━━ Record extracts

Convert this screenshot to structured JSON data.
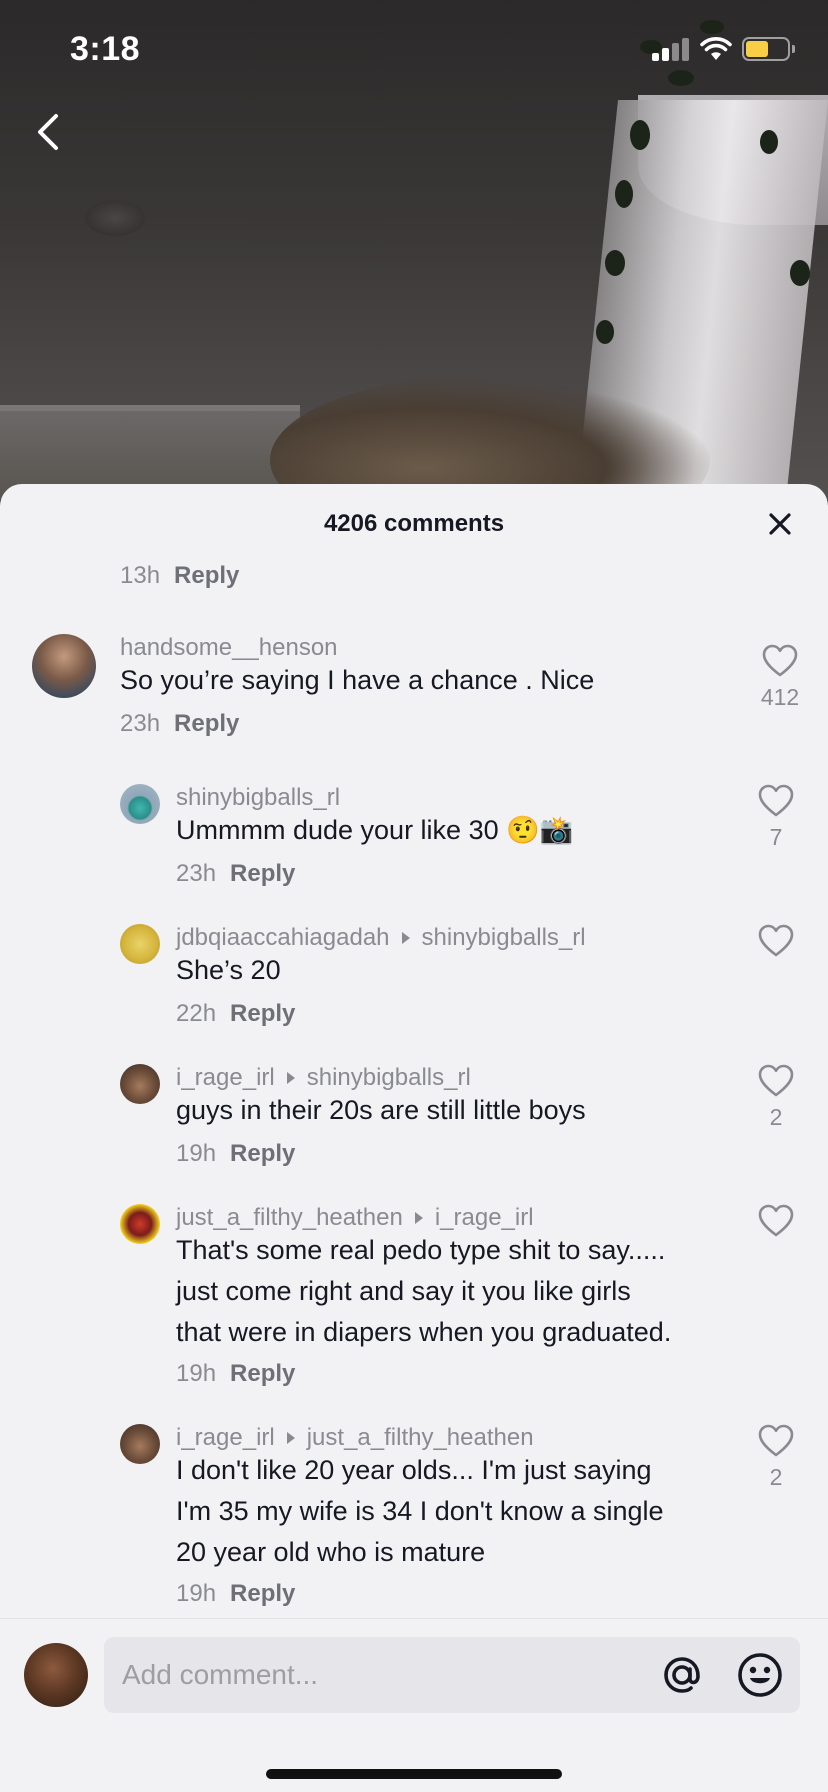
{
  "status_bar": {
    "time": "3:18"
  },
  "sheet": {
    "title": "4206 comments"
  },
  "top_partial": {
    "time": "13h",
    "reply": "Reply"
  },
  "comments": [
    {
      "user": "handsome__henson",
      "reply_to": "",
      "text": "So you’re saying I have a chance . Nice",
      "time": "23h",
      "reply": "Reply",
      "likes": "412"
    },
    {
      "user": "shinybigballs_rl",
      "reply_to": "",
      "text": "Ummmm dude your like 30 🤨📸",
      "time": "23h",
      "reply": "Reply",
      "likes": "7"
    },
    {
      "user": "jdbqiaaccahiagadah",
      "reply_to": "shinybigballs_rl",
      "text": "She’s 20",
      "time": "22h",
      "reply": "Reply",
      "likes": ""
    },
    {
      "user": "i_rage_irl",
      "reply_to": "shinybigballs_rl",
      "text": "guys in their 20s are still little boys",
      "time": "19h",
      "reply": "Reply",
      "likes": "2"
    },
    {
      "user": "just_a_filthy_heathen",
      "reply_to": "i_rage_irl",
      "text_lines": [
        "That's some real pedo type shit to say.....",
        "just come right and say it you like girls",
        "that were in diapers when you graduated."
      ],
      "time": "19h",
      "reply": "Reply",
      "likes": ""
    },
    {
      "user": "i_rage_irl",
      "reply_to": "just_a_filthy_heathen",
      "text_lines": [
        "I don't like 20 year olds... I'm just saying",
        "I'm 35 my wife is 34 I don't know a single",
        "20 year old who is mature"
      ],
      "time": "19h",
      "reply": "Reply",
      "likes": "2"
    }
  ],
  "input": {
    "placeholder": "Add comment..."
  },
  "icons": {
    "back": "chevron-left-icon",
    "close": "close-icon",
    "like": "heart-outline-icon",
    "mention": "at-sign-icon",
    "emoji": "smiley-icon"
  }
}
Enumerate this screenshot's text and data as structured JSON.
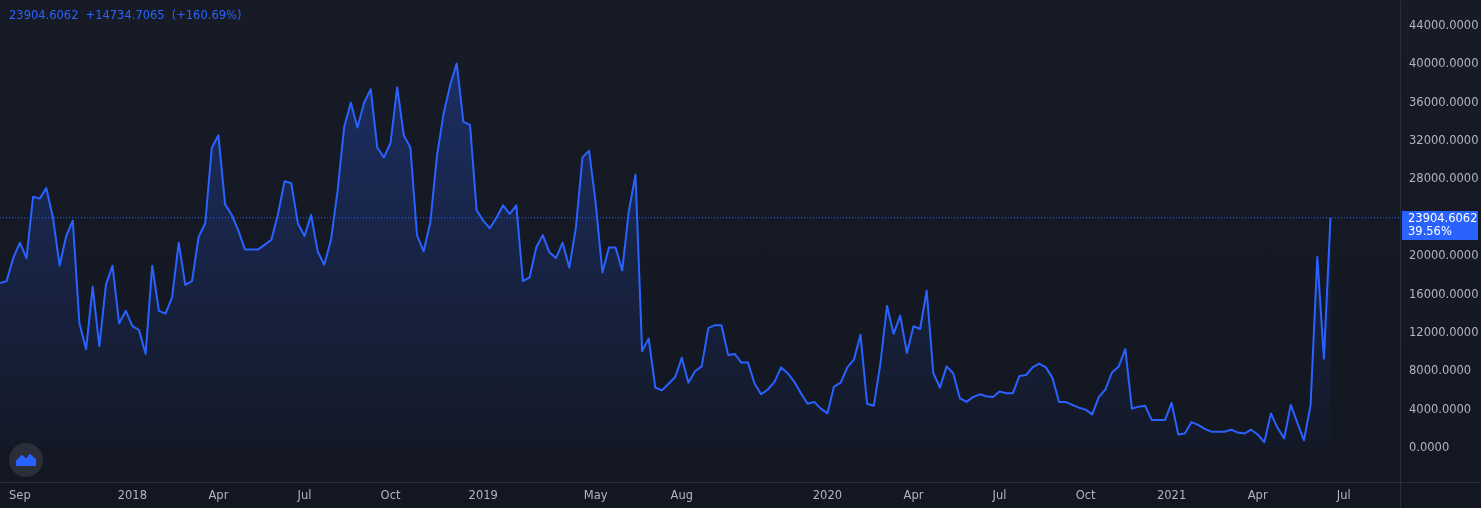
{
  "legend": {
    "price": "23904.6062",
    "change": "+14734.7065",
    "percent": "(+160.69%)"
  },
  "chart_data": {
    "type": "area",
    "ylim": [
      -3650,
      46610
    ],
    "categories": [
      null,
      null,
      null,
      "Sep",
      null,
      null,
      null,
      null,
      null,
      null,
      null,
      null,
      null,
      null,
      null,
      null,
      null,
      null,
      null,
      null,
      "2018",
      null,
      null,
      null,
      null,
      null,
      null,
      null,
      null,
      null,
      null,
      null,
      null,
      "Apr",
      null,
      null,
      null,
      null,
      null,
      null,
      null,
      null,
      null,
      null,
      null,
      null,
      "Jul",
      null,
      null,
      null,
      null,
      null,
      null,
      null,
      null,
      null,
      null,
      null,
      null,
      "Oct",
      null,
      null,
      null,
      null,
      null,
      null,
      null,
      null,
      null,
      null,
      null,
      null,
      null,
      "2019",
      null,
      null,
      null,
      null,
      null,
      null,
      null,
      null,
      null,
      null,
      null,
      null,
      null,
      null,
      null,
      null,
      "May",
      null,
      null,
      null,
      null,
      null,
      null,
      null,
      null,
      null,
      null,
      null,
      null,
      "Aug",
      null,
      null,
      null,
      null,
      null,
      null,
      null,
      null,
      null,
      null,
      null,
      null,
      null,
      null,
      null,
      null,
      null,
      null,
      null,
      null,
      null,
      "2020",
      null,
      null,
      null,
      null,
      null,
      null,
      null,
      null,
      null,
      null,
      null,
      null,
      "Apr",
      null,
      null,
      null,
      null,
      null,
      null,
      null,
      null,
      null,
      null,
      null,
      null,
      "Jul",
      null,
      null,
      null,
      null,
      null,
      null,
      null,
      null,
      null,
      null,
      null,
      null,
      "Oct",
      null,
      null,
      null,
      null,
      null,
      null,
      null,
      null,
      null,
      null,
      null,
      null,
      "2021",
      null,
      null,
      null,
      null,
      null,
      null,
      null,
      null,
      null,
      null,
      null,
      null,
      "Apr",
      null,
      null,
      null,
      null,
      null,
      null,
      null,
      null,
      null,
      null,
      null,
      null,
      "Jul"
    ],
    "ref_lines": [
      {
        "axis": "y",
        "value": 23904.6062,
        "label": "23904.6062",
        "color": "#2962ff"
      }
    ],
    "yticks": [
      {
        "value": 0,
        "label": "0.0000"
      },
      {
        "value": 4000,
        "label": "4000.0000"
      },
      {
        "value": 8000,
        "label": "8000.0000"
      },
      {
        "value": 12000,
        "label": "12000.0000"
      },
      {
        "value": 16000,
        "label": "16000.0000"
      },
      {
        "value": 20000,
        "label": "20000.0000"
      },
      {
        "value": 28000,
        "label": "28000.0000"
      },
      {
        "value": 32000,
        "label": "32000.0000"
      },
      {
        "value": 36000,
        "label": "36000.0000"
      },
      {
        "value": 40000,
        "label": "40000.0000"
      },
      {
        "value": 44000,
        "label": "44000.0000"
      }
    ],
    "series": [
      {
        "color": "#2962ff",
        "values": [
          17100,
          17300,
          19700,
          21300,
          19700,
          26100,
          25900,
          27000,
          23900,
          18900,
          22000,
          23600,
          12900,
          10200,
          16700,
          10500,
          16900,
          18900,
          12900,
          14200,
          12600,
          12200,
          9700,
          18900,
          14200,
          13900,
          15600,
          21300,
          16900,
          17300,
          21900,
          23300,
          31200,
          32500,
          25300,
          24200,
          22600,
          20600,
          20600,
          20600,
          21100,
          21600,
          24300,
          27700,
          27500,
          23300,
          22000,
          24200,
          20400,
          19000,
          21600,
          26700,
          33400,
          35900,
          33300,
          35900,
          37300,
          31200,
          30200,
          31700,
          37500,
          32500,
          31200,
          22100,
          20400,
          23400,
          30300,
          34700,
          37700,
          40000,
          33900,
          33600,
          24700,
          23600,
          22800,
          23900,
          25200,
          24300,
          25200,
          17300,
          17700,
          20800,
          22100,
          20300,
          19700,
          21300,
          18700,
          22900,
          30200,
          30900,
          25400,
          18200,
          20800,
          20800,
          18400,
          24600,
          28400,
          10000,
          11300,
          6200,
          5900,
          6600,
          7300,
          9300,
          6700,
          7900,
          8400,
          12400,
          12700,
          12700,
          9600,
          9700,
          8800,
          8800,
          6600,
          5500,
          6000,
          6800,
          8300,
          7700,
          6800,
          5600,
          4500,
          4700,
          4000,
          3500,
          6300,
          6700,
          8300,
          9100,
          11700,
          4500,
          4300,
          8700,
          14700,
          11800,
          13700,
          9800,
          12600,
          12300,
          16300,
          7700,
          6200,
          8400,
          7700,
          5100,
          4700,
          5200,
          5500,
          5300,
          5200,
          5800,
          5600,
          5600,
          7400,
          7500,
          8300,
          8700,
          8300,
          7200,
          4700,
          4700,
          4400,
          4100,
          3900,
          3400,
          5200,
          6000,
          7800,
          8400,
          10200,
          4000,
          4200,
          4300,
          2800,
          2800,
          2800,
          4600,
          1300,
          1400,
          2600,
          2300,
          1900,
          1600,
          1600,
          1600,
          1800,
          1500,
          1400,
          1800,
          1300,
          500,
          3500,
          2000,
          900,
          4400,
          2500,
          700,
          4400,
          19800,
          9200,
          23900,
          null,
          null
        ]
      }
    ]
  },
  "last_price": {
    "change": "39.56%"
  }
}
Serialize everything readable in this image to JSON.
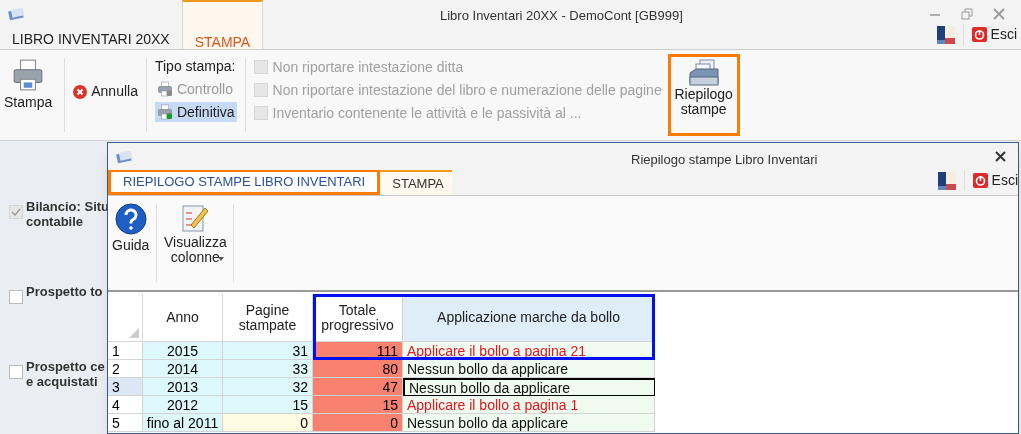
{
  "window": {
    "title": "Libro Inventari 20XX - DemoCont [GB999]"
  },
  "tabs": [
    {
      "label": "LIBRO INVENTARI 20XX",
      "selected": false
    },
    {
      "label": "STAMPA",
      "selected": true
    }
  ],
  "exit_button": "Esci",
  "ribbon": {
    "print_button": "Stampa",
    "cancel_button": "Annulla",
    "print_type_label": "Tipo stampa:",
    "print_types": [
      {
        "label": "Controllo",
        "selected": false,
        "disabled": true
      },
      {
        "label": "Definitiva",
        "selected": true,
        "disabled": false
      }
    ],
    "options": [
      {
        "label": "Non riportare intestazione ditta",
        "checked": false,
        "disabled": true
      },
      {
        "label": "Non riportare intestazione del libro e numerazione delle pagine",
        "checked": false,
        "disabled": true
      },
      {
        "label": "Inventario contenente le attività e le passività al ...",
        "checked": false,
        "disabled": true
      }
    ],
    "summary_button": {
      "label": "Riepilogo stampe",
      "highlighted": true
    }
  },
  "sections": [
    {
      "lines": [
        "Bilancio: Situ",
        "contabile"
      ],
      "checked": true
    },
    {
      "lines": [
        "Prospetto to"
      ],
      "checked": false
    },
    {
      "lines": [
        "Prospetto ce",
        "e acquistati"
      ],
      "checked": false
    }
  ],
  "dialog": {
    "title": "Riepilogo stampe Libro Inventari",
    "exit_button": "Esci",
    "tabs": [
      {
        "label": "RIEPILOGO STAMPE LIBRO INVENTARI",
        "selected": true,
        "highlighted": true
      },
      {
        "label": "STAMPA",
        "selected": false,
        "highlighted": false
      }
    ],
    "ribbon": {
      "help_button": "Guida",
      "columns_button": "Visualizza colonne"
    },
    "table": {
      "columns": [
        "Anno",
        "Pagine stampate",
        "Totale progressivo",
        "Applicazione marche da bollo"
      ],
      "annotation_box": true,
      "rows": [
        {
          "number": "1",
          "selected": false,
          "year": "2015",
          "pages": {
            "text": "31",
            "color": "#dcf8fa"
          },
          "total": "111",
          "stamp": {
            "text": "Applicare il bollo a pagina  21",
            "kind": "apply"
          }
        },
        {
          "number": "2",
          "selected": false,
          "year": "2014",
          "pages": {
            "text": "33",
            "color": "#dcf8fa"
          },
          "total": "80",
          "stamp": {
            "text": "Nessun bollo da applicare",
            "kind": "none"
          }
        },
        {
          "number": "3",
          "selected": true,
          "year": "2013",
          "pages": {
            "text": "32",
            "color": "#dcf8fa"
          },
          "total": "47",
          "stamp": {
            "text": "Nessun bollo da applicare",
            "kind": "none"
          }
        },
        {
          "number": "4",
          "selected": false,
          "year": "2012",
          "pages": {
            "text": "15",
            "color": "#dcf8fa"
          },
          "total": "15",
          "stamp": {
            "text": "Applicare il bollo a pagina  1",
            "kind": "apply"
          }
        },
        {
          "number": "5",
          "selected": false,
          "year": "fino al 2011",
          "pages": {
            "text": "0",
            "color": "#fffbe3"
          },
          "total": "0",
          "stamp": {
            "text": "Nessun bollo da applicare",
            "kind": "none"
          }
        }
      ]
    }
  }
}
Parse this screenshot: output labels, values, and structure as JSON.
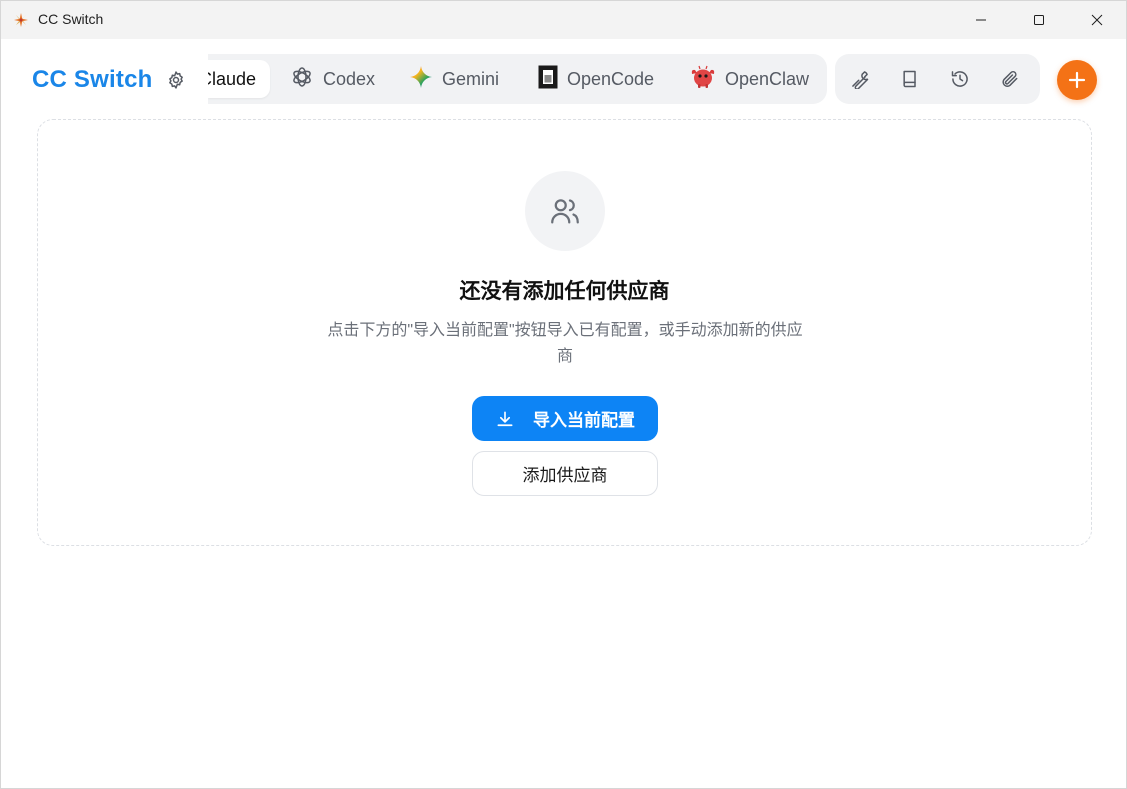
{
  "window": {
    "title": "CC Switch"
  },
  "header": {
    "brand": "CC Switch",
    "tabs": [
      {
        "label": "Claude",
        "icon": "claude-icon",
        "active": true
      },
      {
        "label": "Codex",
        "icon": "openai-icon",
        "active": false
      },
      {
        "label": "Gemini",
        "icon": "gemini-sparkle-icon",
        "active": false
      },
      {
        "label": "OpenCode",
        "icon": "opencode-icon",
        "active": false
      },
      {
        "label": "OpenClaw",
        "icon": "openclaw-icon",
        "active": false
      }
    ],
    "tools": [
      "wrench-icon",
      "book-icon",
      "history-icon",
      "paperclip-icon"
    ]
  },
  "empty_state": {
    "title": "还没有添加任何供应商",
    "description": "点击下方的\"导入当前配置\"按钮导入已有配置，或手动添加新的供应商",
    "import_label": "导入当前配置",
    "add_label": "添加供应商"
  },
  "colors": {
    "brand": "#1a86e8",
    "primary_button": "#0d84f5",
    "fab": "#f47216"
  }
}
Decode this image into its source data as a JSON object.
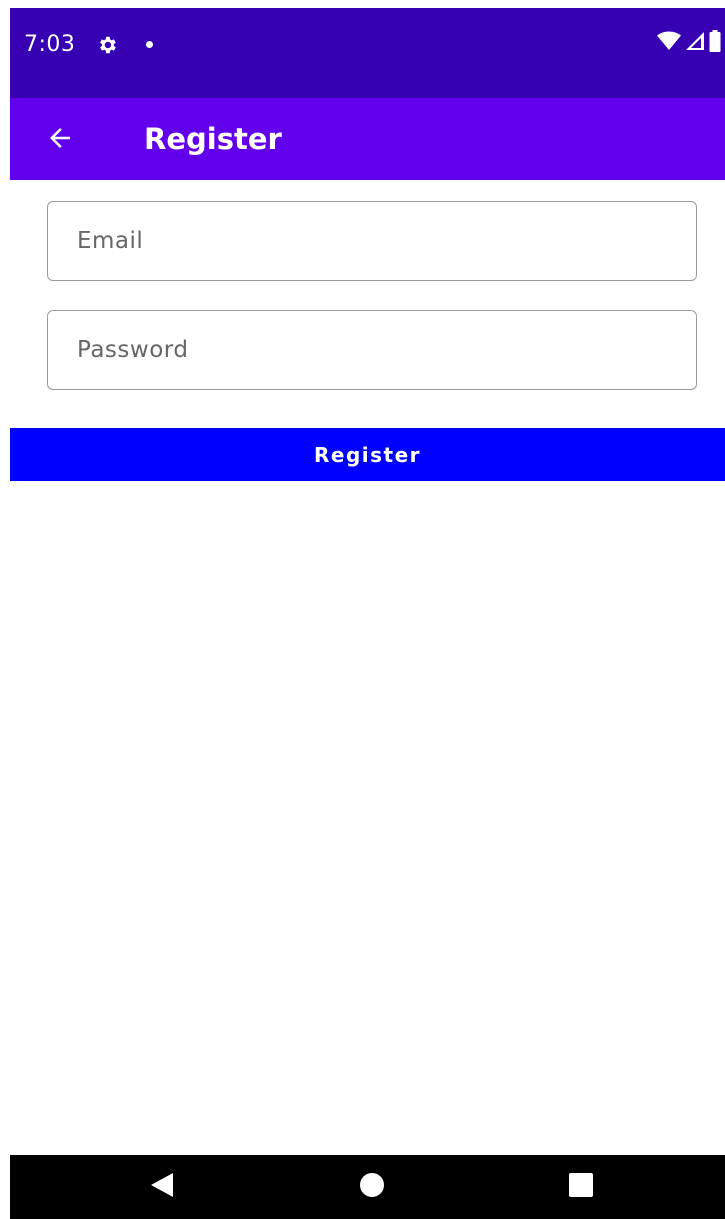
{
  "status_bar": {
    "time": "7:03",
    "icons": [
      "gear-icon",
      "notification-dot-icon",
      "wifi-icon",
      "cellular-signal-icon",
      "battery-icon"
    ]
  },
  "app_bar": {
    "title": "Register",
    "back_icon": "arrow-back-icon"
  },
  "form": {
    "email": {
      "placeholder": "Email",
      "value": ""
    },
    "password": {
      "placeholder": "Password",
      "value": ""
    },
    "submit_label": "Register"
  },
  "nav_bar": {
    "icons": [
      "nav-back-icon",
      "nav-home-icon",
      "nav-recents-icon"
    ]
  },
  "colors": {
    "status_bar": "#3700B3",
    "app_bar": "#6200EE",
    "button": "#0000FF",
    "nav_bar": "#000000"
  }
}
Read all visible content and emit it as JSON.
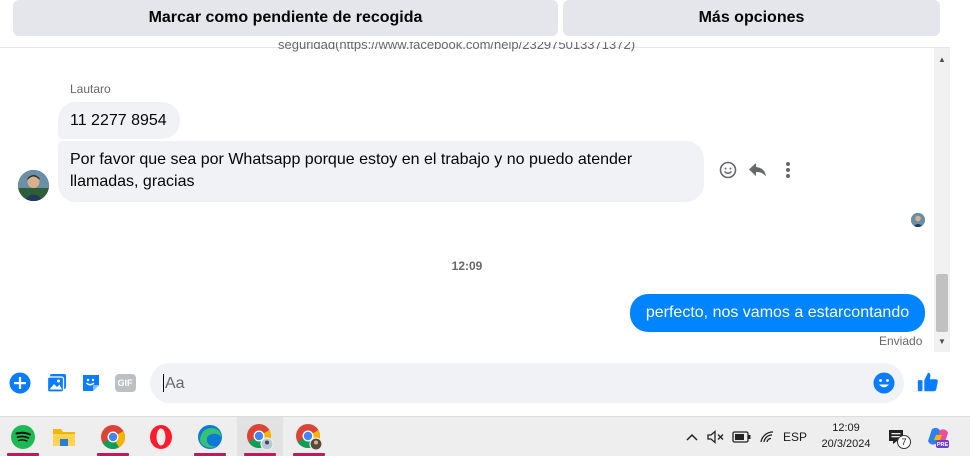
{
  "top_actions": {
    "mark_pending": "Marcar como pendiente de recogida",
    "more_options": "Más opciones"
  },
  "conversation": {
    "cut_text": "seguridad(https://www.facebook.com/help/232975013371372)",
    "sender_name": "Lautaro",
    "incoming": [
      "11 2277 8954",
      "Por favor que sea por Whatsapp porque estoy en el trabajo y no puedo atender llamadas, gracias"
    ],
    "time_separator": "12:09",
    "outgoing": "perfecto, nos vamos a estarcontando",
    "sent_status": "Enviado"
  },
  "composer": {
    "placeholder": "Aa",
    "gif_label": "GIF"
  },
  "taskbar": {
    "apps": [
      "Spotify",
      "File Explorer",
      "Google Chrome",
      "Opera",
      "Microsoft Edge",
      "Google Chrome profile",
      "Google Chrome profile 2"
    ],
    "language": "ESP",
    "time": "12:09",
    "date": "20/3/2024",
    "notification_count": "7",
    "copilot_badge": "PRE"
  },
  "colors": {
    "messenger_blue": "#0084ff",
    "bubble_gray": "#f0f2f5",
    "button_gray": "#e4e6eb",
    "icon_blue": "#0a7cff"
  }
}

━━━━

• _Exercise aim_: Report the number of lines of the listing above that hold the string "intestazione", with no other text.

• _Task result_: 2